───── GIVEN DATA
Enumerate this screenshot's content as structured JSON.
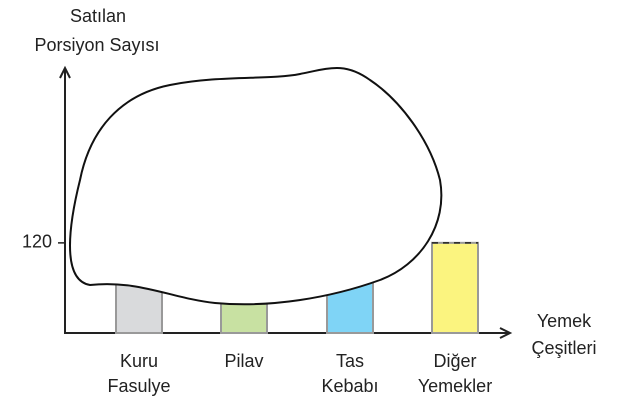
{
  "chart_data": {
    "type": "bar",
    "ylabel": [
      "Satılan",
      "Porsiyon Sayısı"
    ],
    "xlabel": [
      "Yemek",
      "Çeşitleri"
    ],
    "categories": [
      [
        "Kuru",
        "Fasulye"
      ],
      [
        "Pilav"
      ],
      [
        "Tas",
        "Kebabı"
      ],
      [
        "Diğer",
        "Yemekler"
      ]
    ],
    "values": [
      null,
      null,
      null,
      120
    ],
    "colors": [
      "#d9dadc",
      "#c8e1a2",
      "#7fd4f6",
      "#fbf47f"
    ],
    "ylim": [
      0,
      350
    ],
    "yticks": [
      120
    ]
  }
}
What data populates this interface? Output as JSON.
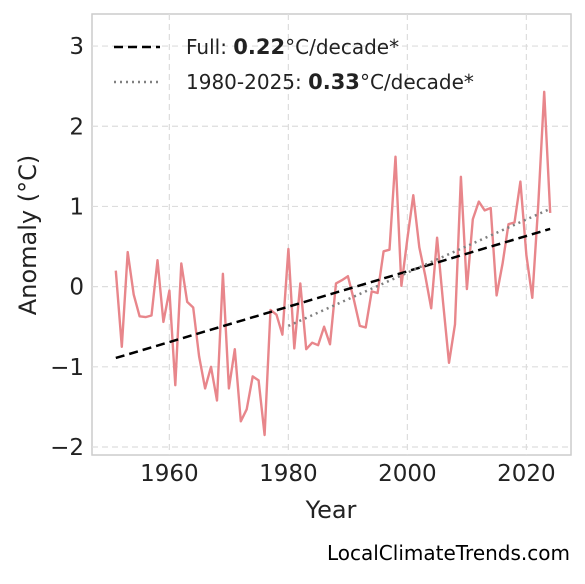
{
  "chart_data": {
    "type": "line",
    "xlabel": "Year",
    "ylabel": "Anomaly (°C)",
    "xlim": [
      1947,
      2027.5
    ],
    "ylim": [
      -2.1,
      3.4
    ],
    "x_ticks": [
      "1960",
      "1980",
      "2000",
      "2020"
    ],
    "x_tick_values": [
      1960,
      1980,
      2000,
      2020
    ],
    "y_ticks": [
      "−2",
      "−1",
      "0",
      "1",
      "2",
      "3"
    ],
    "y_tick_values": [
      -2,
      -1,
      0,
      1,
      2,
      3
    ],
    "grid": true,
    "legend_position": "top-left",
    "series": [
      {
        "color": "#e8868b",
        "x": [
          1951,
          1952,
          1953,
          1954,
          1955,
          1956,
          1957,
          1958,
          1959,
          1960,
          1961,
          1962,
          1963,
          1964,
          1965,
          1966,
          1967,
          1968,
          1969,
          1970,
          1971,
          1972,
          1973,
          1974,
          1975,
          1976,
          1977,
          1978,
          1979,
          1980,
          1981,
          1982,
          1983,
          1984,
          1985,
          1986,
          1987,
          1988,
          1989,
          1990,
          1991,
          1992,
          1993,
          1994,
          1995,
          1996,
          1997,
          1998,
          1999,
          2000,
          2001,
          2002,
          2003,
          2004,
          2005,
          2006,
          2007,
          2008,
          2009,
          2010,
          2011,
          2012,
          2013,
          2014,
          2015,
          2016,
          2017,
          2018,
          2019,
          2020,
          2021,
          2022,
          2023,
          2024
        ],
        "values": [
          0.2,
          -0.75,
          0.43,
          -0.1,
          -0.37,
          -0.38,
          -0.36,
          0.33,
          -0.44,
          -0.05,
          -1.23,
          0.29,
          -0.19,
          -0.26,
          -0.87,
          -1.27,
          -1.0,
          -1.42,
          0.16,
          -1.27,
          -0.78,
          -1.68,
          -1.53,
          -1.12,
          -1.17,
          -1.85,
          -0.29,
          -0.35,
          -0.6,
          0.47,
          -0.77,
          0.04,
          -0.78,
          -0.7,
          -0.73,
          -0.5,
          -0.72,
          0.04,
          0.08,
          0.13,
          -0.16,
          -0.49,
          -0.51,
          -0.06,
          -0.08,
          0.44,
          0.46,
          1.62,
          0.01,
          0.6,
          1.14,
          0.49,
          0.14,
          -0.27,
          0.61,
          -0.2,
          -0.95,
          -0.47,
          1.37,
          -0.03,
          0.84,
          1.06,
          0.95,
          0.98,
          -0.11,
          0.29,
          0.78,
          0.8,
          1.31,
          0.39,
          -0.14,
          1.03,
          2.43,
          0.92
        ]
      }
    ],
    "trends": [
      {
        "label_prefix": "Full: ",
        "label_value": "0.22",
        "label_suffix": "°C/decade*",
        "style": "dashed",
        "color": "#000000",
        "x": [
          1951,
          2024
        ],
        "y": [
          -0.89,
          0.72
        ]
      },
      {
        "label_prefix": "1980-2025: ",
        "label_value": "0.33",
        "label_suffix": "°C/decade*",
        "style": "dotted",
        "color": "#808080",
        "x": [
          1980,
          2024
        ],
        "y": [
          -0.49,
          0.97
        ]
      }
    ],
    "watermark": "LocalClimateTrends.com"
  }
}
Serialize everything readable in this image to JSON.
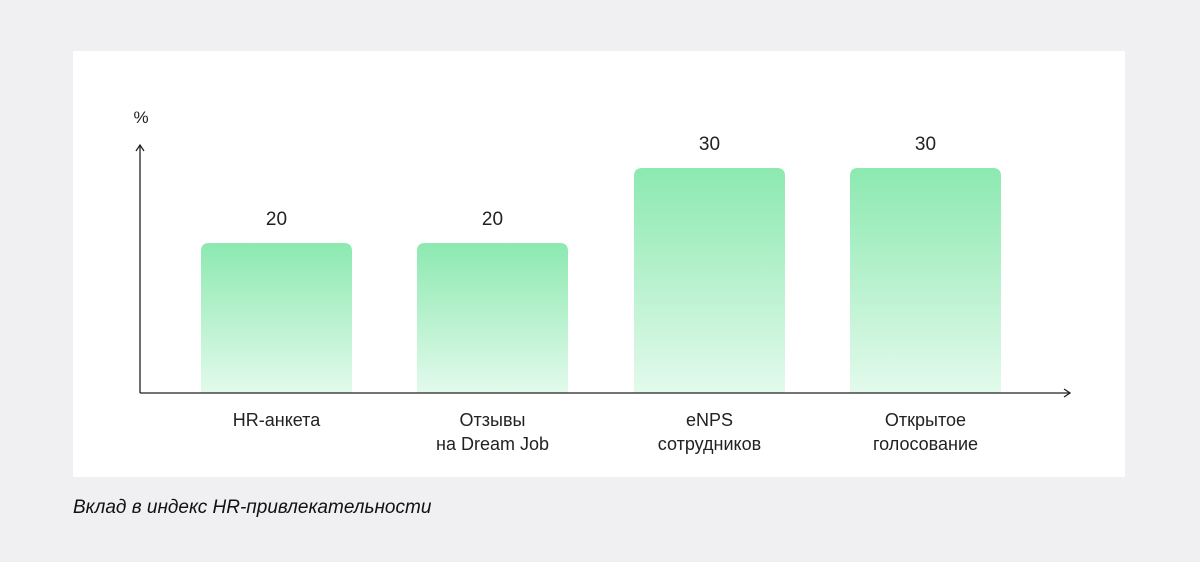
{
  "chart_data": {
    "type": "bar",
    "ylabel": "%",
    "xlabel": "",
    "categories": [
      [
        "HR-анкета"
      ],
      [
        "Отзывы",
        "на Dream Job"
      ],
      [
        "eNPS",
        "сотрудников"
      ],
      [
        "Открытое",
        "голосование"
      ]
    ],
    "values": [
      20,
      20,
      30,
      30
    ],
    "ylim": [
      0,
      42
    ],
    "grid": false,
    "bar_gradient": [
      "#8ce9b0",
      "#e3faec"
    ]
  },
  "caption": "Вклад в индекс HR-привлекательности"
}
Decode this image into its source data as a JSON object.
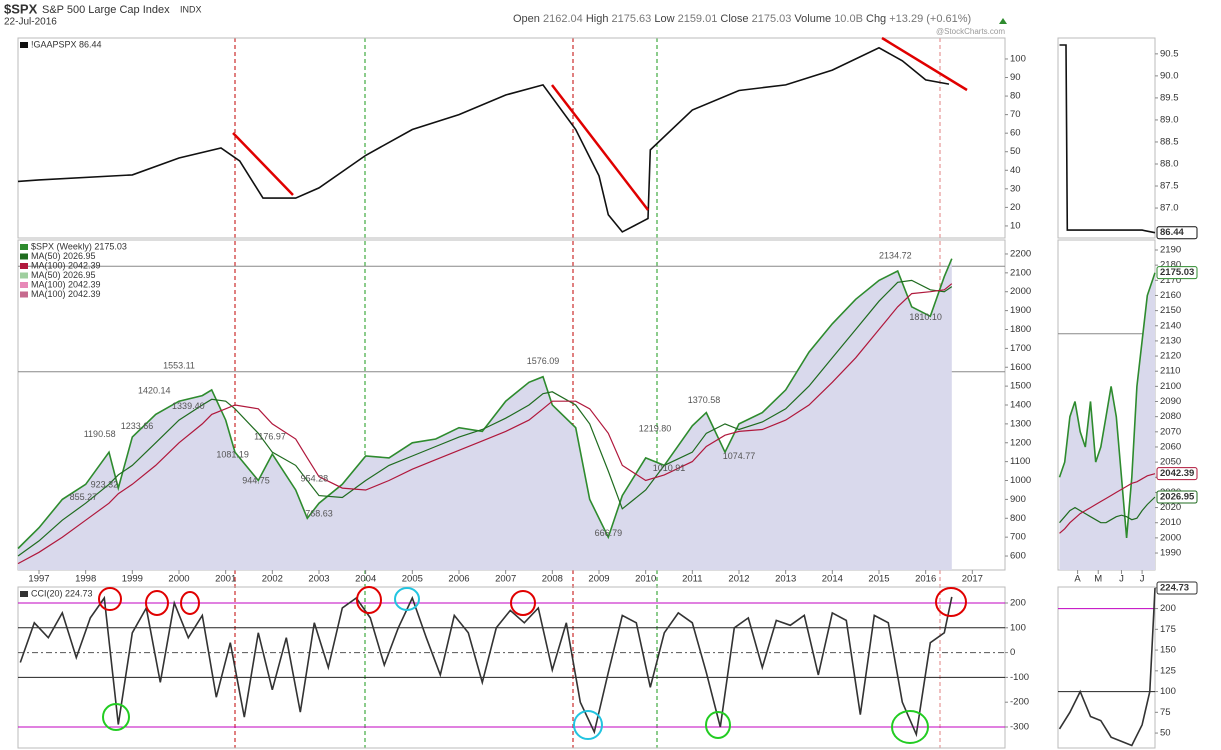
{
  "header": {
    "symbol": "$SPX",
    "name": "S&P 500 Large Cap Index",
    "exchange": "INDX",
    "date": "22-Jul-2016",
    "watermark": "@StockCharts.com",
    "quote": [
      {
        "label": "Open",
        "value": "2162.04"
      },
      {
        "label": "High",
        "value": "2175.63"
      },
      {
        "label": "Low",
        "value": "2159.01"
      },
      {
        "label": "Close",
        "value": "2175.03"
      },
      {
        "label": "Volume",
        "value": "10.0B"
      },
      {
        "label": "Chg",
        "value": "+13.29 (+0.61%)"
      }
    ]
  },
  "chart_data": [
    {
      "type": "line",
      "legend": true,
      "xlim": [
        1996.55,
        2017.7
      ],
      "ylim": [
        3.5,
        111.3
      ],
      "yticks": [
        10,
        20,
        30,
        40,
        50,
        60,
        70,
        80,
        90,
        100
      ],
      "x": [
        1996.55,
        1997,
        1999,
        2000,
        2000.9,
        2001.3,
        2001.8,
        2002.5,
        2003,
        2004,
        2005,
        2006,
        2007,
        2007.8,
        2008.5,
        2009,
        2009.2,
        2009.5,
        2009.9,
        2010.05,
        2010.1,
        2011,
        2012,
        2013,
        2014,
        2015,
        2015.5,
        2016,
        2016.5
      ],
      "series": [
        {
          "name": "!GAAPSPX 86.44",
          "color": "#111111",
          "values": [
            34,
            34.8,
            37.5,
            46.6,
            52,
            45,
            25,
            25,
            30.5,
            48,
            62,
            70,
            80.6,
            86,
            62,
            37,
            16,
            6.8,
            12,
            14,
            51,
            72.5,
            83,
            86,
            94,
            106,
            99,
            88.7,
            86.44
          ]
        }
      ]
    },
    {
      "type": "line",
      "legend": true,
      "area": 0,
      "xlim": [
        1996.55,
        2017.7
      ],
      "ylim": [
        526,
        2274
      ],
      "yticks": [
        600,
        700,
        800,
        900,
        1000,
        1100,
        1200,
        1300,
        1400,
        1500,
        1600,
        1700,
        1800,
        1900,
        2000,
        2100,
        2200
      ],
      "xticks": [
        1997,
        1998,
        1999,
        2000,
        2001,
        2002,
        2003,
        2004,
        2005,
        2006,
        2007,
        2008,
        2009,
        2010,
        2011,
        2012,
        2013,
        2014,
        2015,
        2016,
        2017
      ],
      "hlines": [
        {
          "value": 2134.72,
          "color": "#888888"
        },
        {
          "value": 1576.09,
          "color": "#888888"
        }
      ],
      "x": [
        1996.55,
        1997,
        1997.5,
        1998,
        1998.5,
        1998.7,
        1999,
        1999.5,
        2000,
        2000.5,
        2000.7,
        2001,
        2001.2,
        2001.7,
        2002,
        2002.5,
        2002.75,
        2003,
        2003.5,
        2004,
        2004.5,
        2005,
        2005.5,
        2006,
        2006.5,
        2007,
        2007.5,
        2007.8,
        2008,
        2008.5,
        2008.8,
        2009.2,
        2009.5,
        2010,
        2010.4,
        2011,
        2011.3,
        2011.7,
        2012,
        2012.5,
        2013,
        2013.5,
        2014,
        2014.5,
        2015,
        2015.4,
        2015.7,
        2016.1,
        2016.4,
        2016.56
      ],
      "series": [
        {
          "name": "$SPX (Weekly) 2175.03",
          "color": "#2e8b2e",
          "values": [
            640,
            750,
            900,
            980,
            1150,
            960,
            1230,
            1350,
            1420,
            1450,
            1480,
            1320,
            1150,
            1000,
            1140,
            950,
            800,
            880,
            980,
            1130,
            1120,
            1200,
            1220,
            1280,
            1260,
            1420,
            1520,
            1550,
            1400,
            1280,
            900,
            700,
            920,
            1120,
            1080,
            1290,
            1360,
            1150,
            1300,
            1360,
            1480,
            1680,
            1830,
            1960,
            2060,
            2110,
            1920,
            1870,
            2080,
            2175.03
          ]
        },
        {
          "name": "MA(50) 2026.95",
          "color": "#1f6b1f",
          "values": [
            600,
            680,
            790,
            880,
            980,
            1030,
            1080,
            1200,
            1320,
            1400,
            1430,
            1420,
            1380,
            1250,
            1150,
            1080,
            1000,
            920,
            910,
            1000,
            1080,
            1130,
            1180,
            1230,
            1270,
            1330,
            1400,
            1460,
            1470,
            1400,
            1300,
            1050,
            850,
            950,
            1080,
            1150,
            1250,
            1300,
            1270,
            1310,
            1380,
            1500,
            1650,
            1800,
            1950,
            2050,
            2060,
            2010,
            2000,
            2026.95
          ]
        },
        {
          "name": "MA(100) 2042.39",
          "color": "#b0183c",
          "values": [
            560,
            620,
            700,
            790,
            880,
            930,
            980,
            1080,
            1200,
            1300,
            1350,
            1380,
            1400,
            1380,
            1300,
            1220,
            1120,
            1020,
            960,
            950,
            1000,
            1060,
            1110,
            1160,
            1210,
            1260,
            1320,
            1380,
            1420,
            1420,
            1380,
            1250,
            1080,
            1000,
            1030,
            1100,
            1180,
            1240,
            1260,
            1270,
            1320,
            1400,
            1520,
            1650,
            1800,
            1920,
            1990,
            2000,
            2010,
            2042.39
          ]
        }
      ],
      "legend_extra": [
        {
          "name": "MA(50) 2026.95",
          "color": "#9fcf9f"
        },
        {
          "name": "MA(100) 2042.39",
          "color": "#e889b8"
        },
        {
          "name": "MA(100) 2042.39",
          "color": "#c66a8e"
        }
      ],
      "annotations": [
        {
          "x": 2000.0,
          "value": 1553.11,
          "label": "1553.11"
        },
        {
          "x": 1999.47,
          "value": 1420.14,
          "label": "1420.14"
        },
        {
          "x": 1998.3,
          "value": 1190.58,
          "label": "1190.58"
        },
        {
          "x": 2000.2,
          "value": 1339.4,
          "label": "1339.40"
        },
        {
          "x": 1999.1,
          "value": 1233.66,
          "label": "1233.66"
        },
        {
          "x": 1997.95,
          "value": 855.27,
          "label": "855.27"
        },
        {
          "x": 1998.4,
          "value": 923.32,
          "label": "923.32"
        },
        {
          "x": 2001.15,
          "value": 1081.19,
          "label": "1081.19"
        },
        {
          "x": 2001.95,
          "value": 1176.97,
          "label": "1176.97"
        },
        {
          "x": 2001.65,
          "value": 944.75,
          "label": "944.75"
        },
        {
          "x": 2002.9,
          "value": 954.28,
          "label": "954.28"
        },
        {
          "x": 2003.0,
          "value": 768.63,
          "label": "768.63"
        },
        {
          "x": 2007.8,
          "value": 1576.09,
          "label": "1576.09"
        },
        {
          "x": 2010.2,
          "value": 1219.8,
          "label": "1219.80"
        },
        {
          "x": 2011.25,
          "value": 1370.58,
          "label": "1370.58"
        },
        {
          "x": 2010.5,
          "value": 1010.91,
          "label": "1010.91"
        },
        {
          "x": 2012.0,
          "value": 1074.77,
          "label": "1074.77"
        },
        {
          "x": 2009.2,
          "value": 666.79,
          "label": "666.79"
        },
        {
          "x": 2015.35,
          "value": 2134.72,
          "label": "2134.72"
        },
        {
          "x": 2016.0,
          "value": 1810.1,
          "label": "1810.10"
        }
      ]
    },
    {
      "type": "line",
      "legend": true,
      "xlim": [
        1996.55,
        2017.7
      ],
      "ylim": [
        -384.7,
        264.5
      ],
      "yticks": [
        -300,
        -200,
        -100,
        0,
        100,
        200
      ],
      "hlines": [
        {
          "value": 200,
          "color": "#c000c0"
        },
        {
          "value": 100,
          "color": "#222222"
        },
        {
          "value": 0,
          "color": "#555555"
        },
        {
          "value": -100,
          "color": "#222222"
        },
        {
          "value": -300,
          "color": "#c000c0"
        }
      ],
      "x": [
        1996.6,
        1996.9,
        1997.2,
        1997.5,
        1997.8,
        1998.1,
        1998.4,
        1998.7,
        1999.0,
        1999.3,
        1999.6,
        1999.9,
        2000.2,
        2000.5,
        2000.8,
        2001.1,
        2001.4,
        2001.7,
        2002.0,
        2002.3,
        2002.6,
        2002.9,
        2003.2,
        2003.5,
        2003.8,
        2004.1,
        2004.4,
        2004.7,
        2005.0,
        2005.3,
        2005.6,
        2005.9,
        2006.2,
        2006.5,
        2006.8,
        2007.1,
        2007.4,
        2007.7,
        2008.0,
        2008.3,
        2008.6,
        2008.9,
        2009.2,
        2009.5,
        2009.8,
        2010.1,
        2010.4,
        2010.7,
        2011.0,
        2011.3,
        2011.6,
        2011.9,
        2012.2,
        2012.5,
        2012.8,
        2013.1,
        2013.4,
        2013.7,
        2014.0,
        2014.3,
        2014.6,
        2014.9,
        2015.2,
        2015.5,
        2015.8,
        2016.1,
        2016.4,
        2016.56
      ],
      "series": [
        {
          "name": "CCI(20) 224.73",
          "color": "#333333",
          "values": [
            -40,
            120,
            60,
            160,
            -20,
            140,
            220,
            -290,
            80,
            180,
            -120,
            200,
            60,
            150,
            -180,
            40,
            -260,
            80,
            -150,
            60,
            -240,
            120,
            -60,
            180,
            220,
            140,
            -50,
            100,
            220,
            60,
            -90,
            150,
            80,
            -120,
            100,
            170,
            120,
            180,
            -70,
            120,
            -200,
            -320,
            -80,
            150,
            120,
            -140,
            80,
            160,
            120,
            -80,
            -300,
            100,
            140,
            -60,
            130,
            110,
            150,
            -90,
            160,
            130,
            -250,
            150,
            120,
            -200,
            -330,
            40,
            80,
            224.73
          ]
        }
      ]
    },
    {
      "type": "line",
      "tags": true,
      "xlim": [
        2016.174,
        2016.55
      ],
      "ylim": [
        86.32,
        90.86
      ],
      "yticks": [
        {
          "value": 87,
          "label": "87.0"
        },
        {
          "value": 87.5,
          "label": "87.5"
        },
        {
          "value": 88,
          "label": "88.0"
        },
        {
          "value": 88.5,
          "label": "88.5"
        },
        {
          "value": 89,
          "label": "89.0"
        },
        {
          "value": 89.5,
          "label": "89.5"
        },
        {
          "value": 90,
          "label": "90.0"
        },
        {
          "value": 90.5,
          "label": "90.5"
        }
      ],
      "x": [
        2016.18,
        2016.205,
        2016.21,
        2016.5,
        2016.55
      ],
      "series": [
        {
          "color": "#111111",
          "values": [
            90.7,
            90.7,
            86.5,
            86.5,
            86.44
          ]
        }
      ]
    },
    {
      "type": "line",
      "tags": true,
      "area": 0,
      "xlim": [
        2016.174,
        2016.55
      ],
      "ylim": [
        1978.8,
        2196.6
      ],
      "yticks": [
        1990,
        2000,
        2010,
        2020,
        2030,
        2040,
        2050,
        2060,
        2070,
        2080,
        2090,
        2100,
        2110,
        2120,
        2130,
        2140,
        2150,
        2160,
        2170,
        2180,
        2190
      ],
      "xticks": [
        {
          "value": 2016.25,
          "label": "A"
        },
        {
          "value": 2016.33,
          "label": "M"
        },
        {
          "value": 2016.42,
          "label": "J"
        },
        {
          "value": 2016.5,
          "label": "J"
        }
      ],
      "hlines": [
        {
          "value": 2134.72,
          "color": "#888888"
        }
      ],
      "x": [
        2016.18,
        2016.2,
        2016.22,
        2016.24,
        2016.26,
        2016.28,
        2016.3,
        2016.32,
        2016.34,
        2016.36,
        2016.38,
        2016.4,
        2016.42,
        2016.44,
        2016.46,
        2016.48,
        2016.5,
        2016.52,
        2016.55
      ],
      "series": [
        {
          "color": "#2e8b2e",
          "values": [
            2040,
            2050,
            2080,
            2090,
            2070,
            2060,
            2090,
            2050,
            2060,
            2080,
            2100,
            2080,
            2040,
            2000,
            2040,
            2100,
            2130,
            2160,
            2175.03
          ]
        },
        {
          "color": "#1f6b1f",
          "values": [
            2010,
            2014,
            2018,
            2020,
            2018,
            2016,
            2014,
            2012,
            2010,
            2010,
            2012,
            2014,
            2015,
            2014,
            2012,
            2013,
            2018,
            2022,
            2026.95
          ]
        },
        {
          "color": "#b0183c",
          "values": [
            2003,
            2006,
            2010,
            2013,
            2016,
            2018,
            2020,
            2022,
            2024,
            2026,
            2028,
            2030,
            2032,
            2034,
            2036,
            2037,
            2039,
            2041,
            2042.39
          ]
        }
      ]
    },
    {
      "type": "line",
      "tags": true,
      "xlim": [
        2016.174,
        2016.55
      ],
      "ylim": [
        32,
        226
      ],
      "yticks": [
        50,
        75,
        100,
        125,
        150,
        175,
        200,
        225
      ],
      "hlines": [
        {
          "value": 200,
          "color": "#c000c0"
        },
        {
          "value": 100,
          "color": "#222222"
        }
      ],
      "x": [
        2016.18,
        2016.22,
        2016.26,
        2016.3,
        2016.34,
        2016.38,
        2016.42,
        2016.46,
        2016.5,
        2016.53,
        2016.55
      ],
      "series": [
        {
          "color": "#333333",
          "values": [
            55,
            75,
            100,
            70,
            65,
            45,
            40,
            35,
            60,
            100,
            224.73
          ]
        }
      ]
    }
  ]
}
──────────
* _YOUR GOAL_
Copy every line of the records above that contains "watermark".

* _RESULT FOR THIS EXERCISE_
    "watermark": "LocalClimateTrends.com"
    "watermark": "@StockCharts.com",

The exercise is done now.